Task
In the records that follow, locate every line with "magnitud" and extract it.

Entries
—————

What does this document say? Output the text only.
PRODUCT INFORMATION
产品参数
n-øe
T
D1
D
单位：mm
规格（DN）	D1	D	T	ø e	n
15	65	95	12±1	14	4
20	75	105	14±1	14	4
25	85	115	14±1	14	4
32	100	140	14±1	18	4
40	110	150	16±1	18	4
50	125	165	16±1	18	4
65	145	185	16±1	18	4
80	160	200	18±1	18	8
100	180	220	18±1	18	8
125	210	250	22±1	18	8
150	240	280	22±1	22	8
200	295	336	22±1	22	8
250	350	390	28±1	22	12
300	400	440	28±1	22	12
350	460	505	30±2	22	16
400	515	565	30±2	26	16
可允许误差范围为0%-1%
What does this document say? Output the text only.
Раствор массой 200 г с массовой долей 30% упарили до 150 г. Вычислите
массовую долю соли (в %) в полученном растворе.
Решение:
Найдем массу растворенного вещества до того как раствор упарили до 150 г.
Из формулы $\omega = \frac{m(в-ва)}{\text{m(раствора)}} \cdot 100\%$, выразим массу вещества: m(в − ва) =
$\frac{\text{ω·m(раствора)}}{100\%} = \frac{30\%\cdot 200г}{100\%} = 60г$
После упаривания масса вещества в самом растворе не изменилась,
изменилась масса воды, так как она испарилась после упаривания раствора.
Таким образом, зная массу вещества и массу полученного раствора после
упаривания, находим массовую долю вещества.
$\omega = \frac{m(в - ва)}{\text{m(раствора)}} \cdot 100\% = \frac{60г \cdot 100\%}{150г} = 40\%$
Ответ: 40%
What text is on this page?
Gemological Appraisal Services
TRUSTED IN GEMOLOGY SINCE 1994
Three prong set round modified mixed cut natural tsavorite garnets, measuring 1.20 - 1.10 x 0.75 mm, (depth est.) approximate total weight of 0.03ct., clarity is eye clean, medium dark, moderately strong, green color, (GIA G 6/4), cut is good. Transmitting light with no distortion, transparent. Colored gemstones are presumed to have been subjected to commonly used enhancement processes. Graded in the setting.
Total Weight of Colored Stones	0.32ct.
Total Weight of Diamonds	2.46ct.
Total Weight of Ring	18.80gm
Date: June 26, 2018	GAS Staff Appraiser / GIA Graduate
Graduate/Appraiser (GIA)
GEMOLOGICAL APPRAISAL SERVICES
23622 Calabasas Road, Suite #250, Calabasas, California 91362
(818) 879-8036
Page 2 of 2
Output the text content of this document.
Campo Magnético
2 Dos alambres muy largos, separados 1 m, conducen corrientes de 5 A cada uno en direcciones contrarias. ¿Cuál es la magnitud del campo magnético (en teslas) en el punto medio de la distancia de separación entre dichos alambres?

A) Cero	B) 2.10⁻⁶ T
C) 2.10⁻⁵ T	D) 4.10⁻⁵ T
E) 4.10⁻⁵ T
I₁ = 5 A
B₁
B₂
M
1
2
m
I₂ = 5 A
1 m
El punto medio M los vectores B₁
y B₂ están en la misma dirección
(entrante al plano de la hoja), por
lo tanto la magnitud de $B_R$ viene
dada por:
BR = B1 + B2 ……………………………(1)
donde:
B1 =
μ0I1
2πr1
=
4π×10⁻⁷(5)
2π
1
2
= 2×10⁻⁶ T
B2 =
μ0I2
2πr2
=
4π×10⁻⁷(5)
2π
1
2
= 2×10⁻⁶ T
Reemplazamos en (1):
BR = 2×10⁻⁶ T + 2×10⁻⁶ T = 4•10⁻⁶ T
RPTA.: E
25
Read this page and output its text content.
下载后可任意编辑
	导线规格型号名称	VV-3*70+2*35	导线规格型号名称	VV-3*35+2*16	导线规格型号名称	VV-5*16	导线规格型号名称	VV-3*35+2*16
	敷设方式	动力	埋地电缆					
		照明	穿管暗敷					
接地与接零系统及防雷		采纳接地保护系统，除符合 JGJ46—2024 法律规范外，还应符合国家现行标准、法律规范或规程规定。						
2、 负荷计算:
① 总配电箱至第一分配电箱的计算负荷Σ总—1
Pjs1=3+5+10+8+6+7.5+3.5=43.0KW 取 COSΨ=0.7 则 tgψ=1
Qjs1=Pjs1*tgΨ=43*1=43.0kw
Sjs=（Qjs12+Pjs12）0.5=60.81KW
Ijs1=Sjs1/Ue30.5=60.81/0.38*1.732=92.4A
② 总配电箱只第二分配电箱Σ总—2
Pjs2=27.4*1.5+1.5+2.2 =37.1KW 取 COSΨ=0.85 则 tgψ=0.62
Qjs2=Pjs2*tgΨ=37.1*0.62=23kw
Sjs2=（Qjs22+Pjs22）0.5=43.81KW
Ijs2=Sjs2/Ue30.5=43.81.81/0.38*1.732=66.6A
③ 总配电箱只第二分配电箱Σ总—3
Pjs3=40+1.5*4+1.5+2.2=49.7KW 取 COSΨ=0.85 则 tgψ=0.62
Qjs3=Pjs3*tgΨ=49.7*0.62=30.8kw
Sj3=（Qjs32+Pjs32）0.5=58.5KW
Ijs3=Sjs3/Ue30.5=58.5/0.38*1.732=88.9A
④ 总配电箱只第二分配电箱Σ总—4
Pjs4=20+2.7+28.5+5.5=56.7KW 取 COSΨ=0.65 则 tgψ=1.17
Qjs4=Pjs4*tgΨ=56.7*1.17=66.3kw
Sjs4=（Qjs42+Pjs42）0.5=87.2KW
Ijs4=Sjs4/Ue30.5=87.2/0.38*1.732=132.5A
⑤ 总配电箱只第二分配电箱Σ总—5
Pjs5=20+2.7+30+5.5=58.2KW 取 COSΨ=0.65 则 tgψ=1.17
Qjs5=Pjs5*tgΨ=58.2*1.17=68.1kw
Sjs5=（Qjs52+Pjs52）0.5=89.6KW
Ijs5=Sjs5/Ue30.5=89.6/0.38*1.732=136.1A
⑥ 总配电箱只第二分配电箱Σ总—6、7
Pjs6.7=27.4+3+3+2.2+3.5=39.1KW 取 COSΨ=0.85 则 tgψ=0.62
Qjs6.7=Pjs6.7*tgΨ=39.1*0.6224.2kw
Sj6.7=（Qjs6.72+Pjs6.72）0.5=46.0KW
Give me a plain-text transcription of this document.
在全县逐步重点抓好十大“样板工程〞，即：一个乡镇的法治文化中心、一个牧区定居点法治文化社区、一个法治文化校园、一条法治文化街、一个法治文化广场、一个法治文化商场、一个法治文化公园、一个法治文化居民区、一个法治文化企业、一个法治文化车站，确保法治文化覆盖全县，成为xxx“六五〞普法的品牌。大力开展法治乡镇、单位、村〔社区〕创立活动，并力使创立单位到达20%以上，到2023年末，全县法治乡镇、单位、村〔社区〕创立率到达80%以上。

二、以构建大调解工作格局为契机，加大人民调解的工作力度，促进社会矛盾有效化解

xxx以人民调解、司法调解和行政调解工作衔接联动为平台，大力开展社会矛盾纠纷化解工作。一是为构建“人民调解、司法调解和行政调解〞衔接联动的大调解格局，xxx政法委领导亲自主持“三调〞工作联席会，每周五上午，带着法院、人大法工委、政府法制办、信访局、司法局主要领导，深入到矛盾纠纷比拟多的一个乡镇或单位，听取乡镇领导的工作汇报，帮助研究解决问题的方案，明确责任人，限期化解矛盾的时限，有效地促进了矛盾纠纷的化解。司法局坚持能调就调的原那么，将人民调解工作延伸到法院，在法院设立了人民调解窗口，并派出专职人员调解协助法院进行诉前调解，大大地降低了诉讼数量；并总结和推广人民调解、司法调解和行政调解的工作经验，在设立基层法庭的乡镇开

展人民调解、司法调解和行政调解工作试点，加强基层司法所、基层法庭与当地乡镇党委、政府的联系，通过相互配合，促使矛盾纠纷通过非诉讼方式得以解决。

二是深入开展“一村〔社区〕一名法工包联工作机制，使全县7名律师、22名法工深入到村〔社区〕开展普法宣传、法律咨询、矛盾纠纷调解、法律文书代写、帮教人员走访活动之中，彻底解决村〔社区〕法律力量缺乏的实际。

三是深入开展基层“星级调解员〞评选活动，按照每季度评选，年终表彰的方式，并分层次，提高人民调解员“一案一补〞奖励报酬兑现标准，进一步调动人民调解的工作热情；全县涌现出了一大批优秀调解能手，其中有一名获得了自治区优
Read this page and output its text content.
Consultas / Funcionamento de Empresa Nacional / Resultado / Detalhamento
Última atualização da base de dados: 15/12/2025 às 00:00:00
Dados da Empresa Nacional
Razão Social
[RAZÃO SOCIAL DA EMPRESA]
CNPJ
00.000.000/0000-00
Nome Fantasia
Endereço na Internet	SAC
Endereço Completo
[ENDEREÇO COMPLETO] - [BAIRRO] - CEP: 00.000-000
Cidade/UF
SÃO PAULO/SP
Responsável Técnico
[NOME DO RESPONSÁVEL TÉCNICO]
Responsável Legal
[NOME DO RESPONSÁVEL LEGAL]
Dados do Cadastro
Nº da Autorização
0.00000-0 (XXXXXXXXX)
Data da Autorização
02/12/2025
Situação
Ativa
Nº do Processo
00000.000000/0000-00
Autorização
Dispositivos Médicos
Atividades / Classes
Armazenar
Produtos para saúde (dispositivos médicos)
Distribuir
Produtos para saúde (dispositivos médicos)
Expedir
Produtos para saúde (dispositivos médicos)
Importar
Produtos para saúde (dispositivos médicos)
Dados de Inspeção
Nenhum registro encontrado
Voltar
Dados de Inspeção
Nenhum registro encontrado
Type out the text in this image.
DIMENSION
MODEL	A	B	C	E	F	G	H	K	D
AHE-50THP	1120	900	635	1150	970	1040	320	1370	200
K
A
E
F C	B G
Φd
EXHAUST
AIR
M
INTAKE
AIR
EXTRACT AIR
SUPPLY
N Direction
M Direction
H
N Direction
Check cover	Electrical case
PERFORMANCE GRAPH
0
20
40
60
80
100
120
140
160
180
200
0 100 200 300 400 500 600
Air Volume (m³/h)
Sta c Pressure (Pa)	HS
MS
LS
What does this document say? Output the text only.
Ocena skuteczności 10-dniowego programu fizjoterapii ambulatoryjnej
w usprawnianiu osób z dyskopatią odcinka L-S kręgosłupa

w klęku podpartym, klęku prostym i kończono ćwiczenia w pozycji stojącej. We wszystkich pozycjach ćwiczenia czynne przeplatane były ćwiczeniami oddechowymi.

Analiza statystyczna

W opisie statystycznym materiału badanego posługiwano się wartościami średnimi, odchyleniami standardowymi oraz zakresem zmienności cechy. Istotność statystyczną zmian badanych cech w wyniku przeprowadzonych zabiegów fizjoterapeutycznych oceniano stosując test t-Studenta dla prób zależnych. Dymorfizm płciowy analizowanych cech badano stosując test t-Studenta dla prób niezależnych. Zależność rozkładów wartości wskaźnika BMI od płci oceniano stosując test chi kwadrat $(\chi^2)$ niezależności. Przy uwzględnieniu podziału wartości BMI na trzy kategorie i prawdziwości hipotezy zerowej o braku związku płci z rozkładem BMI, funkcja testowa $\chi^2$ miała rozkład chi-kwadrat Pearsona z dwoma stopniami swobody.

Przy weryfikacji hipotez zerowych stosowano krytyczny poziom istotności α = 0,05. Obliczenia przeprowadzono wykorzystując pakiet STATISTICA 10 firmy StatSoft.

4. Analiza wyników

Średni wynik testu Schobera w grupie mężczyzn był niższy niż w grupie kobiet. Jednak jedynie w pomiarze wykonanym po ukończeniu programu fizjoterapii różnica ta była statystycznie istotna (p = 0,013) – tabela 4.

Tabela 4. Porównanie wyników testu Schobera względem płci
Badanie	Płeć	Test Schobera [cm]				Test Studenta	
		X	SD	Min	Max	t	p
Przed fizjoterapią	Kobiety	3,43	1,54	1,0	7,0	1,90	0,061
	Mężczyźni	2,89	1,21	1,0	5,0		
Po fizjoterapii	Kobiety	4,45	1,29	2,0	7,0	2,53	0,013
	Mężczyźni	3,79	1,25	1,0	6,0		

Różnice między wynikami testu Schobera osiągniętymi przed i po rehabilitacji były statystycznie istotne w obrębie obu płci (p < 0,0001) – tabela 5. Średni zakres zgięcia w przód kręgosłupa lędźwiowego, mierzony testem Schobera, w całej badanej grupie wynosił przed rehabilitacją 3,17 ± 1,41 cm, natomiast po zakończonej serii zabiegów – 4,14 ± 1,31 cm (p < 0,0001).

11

—————

The solution
2 Dos alambres muy largos, separados 1 m, conducen corrientes de 5 A cada uno en direcciones contrarias. ¿Cuál es la magnitud del campo magnético (en teslas) en el punto medio de la distancia de separación entre dichos alambres?
lo tanto la magnitud de $B_R$ viene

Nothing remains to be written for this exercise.